- _What is being asked_
Exactly repeat the material, dropping only the pictures.

- _Dataset extract_
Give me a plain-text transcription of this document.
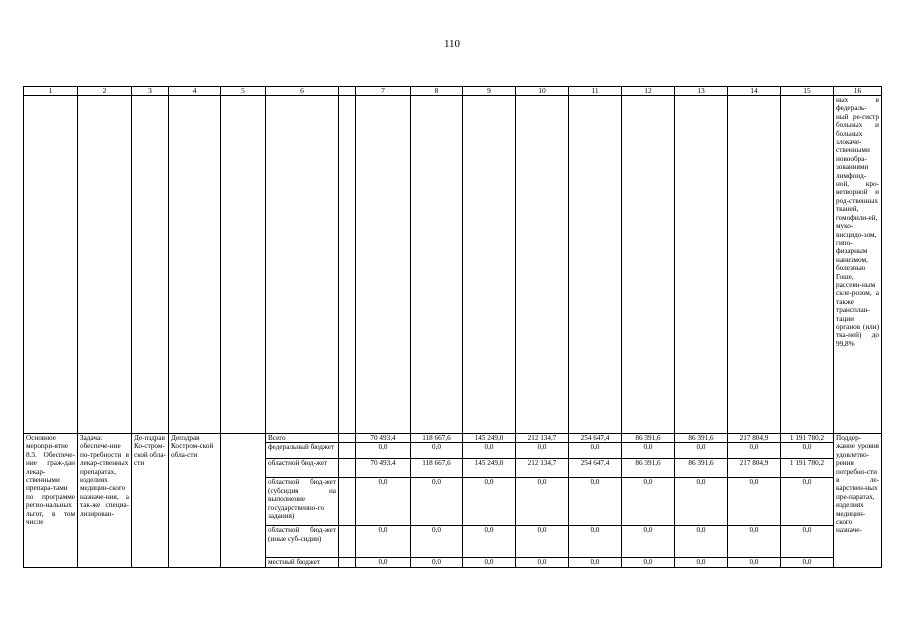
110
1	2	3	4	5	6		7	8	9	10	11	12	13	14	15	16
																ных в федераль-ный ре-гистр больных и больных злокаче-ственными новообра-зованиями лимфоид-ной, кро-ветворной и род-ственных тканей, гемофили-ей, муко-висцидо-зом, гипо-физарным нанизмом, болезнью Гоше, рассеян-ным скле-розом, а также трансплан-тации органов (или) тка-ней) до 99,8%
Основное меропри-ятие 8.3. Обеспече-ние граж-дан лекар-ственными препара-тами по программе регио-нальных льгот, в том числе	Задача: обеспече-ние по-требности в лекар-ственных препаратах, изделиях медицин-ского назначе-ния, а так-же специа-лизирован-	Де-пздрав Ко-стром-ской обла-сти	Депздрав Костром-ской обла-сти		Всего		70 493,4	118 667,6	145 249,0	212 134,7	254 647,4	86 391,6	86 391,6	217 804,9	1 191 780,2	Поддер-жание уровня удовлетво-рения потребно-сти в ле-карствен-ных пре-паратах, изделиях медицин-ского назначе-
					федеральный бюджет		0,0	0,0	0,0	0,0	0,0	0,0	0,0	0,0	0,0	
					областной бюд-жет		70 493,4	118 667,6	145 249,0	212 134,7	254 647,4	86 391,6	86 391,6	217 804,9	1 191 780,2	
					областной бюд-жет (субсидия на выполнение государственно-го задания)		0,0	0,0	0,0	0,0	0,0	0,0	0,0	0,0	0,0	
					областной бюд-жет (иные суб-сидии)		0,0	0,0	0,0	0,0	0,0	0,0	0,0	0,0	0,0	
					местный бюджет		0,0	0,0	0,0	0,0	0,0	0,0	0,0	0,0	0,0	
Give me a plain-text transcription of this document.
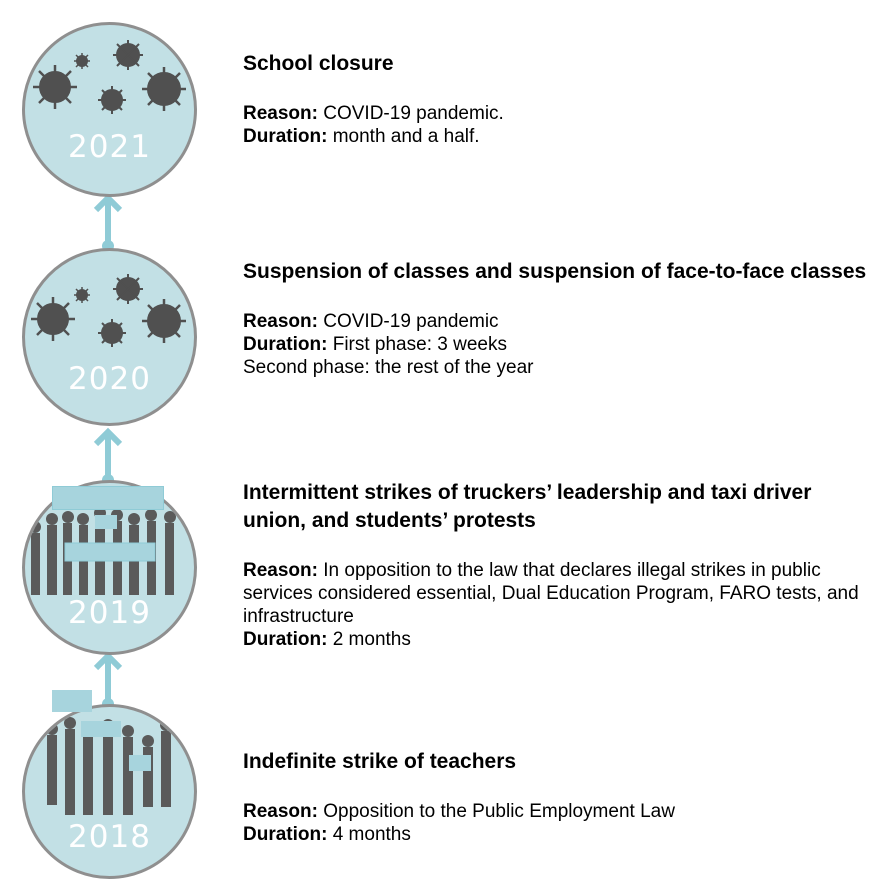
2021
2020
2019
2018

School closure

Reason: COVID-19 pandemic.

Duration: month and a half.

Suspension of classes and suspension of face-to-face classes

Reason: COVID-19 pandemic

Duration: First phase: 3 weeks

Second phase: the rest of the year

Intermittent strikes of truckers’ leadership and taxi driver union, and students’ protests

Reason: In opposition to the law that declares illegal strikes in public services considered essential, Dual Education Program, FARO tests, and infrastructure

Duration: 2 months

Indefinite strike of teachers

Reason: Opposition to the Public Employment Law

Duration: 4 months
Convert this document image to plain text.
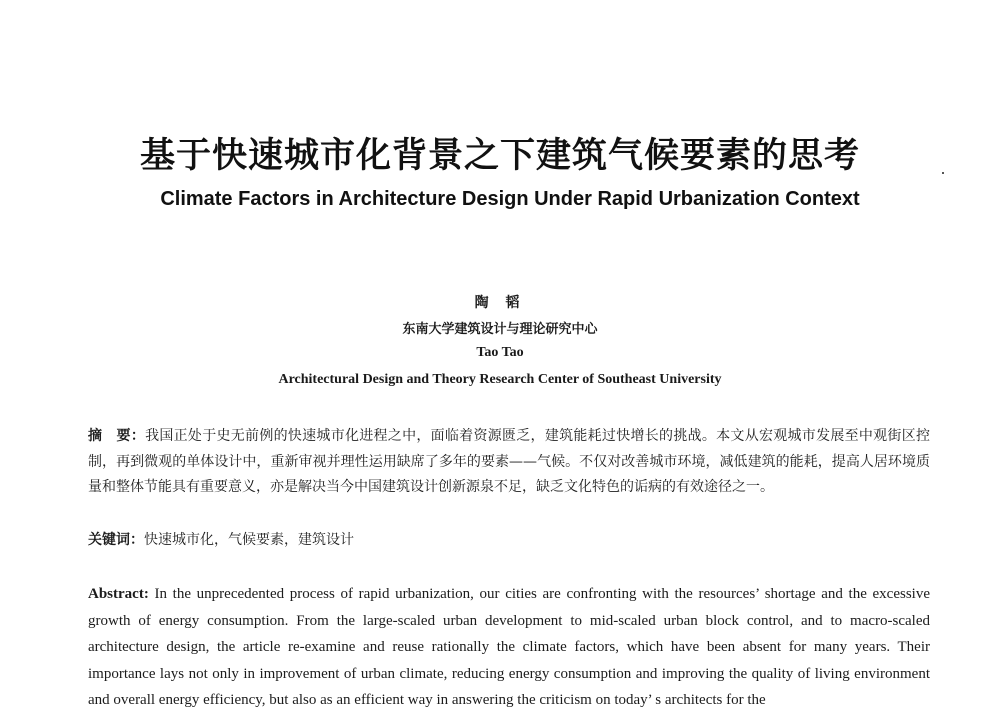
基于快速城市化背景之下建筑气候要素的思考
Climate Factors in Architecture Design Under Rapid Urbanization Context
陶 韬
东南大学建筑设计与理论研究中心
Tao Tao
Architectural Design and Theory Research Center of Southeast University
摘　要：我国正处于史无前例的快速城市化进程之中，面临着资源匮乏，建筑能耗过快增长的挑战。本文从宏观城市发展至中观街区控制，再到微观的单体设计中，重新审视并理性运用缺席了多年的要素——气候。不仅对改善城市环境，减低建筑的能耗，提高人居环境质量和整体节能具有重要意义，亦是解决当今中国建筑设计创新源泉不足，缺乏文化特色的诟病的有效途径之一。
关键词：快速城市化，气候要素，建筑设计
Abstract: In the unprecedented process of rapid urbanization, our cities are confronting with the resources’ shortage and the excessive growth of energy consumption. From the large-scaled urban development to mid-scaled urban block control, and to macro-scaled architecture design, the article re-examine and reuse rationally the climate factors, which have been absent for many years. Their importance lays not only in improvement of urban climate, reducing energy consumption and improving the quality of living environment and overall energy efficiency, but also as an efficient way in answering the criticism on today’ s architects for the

- _Output below_
Give me a plain-text transcription of this document.
110
1	2	3	4	5	6		7	8	9	10	11	12	13	14	15	16
																ных в федераль-ный ре-гистр больных и больных злокаче-ственными новообра-зованиями лимфоид-ной, кро-ветворной и род-ственных тканей, гемофили-ей, муко-висцидо-зом, гипо-физарным нанизмом, болезнью Гоше, рассеян-ным скле-розом, а также трансплан-тации органов (или) тка-ней) до 99,8%
Основное меропри-ятие 8.3. Обеспече-ние граж-дан лекар-ственными препара-тами по программе регио-нальных льгот, в том числе	Задача: обеспече-ние по-требности в лекар-ственных препаратах, изделиях медицин-ского назначе-ния, а так-же специа-лизирован-	Де-пздрав Ко-стром-ской обла-сти	Депздрав Костром-ской обла-сти		Всего		70 493,4	118 667,6	145 249,0	212 134,7	254 647,4	86 391,6	86 391,6	217 804,9	1 191 780,2	Поддер-жание уровня удовлетво-рения потребно-сти в ле-карствен-ных пре-паратах, изделиях медицин-ского назначе-
					федеральный бюджет		0,0	0,0	0,0	0,0	0,0	0,0	0,0	0,0	0,0	
					областной бюд-жет		70 493,4	118 667,6	145 249,0	212 134,7	254 647,4	86 391,6	86 391,6	217 804,9	1 191 780,2	
					областной бюд-жет (субсидия на выполнение государственно-го задания)		0,0	0,0	0,0	0,0	0,0	0,0	0,0	0,0	0,0	
					областной бюд-жет (иные суб-сидии)		0,0	0,0	0,0	0,0	0,0	0,0	0,0	0,0	0,0	
					местный бюджет		0,0	0,0	0,0	0,0	0,0	0,0	0,0	0,0	0,0	
Give me a plain-text transcription of this document.
2021
2020
2019
2018

School closure

Reason: COVID-19 pandemic.

Duration: month and a half.

Suspension of classes and suspension of face-to-face classes

Reason: COVID-19 pandemic

Duration: First phase: 3 weeks

Second phase: the rest of the year

Intermittent strikes of truckers’ leadership and taxi driver union, and students’ protests

Reason: In opposition to the law that declares illegal strikes in public services considered essential, Dual Education Program, FARO tests, and infrastructure

Duration: 2 months

Indefinite strike of teachers

Reason: Opposition to the Public Employment Law

Duration: 4 months
Convert this document image to plain text.
基于快速城市化背景之下建筑气候要素的思考
Climate Factors in Architecture Design Under Rapid Urbanization Context
陶 韬
东南大学建筑设计与理论研究中心
Tao Tao
Architectural Design and Theory Research Center of Southeast University
摘　要：我国正处于史无前例的快速城市化进程之中，面临着资源匮乏，建筑能耗过快增长的挑战。本文从宏观城市发展至中观街区控制，再到微观的单体设计中，重新审视并理性运用缺席了多年的要素——气候。不仅对改善城市环境，减低建筑的能耗，提高人居环境质量和整体节能具有重要意义，亦是解决当今中国建筑设计创新源泉不足，缺乏文化特色的诟病的有效途径之一。
关键词：快速城市化，气候要素，建筑设计
Abstract: In the unprecedented process of rapid urbanization, our cities are confronting with the resources’ shortage and the excessive growth of energy consumption. From the large-scaled urban development to mid-scaled urban block control, and to macro-scaled architecture design, the article re-examine and reuse rationally the climate factors, which have been absent for many years. Their importance lays not only in improvement of urban climate, reducing energy consumption and improving the quality of living environment and overall energy efficiency, but also as an efficient way in answering the criticism on today’ s architects for the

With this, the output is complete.